# WHAT TO WORK ON:
Your task is to locate every line holding the string "from" and to copy each of them.
[begin RECORDED DATA]
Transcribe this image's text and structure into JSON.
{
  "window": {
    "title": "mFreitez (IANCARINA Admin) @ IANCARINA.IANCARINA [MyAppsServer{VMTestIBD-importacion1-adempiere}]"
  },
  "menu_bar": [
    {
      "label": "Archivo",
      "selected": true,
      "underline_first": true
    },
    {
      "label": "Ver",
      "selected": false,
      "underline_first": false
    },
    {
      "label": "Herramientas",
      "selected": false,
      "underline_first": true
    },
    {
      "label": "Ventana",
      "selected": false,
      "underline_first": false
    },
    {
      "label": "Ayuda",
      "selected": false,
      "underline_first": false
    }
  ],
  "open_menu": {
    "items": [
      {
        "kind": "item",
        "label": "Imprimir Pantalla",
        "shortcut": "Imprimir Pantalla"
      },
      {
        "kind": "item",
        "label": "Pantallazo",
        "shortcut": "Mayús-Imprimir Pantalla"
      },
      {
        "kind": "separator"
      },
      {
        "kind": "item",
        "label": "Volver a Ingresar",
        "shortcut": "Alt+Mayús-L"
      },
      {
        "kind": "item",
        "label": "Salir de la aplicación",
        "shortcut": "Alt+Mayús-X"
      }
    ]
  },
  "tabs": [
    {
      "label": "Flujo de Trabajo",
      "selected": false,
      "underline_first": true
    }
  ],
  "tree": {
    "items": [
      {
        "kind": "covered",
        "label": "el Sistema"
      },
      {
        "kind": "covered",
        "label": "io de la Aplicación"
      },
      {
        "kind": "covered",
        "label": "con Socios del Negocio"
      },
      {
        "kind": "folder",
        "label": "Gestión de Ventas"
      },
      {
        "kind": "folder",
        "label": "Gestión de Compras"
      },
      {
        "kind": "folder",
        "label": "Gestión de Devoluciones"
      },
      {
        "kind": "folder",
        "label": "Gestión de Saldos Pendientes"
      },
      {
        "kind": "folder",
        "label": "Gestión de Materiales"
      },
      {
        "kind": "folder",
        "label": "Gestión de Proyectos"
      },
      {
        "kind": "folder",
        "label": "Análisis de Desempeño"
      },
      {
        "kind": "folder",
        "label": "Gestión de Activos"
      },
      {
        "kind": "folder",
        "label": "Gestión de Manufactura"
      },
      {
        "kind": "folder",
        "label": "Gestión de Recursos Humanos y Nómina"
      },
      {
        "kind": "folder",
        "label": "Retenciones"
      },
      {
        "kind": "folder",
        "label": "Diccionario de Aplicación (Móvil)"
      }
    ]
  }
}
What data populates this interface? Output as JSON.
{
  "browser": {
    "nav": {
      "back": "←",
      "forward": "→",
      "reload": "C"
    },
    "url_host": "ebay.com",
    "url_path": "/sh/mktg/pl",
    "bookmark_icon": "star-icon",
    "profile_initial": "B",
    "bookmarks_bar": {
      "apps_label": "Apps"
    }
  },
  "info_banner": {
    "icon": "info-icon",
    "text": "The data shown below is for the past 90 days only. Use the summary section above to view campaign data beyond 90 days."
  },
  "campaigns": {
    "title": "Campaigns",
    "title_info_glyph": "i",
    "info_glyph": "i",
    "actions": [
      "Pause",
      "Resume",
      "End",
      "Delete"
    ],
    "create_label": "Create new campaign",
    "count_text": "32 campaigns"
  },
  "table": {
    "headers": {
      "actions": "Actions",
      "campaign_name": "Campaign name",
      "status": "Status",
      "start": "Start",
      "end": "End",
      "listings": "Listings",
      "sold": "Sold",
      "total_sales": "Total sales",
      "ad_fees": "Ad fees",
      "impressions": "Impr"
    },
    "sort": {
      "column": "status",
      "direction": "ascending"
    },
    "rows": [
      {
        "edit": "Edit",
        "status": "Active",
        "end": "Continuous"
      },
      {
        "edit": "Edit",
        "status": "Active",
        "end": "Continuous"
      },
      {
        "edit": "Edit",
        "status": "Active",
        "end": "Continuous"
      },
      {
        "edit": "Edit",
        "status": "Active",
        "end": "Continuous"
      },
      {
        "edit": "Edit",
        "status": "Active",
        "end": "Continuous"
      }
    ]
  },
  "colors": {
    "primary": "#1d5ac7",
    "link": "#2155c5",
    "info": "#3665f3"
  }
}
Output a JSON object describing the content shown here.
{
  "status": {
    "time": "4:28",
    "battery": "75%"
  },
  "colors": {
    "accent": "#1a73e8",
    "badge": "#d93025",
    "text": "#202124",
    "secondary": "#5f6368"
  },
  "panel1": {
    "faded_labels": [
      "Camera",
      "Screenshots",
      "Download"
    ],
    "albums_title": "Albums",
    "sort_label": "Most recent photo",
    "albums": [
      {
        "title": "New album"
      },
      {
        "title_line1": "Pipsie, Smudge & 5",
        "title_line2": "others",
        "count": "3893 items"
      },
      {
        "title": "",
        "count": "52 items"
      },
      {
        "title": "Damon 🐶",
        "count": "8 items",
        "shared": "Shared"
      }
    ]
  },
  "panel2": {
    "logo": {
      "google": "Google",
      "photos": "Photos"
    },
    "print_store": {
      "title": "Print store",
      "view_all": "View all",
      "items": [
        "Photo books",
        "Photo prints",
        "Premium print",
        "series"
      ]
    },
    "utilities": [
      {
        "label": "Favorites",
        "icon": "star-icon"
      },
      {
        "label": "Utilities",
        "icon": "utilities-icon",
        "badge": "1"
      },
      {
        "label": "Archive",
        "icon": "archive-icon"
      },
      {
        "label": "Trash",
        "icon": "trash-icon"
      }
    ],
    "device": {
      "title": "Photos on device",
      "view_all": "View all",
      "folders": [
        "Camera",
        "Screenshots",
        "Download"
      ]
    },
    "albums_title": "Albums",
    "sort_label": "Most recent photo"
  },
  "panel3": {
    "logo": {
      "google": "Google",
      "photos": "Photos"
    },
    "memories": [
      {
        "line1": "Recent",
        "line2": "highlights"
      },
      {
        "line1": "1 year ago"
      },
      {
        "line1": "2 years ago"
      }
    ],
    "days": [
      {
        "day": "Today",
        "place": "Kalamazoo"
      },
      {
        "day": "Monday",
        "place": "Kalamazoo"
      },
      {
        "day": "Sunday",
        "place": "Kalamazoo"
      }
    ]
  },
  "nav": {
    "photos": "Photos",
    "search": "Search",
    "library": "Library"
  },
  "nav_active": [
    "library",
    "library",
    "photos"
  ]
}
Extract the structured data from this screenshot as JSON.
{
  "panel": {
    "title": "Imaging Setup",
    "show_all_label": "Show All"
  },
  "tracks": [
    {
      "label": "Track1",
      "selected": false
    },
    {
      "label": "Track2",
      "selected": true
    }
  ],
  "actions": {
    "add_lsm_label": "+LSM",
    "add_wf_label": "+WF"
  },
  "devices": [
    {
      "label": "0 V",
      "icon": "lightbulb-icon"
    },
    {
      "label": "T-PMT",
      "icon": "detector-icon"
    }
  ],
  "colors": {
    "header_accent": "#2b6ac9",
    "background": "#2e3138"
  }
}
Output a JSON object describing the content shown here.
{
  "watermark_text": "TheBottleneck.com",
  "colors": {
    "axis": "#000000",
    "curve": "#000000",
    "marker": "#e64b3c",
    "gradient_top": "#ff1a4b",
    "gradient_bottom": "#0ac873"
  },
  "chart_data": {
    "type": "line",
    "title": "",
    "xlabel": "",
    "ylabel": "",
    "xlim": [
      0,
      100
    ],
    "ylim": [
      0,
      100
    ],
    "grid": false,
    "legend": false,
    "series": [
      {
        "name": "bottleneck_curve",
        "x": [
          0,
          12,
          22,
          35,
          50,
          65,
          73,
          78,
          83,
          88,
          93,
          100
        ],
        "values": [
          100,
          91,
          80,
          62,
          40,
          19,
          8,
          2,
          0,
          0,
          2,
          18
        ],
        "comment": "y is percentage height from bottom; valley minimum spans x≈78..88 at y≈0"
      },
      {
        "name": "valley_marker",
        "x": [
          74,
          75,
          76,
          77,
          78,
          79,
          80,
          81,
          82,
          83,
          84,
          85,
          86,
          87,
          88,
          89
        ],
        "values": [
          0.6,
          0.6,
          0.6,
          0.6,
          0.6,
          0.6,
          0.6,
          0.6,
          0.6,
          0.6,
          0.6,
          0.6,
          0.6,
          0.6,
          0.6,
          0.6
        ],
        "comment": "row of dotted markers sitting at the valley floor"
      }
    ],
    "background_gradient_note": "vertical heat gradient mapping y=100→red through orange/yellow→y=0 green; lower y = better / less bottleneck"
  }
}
[end RECORDED DATA]
# RESULT FOR THIS TASK:
Extract the structured data from this screenshot as JSON.
        "comment": "y is percentage height from bottom; valley minimum spans x≈78..88 at y≈0"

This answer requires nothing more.